▸ **Data provided**
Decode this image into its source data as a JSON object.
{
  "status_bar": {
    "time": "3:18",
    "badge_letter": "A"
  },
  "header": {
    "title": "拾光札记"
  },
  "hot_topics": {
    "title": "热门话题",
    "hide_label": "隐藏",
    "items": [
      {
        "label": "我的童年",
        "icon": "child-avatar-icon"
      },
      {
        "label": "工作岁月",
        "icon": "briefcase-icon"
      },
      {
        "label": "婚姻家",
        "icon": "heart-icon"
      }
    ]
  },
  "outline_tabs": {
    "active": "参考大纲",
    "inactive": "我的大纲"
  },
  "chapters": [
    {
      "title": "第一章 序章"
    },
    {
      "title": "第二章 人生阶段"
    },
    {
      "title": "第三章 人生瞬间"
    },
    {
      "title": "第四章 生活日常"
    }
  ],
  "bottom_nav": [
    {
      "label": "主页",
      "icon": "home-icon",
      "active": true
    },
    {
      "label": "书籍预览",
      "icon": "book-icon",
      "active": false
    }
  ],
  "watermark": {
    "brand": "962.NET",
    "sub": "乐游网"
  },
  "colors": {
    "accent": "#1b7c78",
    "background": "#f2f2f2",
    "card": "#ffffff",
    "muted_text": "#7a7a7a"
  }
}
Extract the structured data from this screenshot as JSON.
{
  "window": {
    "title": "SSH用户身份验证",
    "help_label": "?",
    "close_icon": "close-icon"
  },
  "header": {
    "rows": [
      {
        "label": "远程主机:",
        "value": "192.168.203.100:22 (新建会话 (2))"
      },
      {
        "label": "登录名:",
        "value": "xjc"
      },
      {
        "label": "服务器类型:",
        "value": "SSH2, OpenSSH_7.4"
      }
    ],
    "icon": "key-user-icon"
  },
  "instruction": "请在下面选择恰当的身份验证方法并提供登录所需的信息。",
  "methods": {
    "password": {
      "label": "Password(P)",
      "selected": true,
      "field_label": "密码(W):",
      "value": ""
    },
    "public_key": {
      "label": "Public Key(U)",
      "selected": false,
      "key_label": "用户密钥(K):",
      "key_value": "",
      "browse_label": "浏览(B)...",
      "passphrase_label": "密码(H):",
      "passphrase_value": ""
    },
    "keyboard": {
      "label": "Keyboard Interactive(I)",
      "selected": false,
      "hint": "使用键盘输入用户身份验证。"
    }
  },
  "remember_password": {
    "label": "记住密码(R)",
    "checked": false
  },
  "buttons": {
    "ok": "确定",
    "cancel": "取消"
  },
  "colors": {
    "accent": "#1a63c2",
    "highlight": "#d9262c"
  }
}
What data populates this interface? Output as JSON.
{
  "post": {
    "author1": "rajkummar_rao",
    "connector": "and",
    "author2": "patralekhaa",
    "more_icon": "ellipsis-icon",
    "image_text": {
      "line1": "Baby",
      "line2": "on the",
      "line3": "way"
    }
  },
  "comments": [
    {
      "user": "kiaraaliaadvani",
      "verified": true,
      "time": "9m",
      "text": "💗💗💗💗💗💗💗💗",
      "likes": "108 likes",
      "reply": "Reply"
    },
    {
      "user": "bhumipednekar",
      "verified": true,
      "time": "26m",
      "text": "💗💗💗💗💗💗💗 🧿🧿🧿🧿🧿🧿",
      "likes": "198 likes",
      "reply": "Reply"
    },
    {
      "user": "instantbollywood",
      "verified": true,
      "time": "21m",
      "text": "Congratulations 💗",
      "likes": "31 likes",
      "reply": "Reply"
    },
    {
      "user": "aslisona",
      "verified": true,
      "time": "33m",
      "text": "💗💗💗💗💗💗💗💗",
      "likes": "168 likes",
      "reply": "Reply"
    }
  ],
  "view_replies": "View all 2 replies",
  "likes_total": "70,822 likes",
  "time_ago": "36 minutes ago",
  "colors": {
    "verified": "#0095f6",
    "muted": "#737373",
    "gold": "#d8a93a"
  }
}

▸ **Aim**
How many of the lines above contain the string "false"? Give the number only.

▸ **Answer to the task**
4